Directions for this task.
Would you pull out every line of the material that contains the string "порядка"?

━━━━━━

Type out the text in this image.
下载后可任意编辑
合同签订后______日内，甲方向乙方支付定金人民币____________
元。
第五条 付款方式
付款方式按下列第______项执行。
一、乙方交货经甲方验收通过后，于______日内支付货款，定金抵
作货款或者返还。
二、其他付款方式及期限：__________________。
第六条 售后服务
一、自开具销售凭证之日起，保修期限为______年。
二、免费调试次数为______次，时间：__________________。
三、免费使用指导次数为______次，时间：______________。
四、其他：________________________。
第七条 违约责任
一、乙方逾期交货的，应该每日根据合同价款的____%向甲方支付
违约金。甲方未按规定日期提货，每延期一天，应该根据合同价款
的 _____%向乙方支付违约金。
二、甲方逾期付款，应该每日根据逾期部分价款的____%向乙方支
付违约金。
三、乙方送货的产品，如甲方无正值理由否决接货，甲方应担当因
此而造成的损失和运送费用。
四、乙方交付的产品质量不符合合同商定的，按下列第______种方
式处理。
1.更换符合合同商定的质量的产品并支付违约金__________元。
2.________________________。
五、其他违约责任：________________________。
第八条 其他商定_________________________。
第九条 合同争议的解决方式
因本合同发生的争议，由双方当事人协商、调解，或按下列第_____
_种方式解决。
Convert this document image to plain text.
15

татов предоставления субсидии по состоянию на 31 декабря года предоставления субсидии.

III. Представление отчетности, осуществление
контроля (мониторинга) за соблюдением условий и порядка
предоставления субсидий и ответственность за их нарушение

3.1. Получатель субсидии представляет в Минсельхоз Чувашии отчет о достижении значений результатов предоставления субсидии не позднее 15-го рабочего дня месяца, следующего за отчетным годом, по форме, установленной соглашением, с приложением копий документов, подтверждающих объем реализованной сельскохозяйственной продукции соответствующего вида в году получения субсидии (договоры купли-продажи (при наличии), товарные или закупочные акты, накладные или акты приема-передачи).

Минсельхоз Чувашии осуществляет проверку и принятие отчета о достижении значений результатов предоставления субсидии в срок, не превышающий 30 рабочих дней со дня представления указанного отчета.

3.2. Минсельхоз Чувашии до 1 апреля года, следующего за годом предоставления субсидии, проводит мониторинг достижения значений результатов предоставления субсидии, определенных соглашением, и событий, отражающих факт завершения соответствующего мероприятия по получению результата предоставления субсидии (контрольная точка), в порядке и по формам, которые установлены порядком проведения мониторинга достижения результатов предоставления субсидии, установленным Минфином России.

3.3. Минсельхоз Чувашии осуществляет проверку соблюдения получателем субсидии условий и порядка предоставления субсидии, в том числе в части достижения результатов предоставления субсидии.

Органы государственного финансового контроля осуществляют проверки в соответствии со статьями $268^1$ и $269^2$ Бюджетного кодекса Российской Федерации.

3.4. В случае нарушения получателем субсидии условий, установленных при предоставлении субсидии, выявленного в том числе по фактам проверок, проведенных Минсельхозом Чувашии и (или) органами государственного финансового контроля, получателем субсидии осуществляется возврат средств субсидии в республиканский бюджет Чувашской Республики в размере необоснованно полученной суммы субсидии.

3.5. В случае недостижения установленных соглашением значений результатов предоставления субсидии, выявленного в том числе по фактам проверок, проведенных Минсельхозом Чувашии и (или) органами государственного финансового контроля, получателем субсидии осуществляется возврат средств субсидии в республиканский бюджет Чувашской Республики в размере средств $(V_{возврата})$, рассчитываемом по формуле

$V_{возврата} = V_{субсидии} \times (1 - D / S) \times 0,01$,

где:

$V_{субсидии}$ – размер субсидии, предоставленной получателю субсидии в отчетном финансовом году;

━━━━━━

Reply to the task.
контроля (мониторинга) за соблюдением условий и порядка
3.3. Минсельхоз Чувашии осуществляет проверку соблюдения получателем субсидии условий и порядка предоставления субсидии, в том числе в части достижения результатов предоставления субсидии.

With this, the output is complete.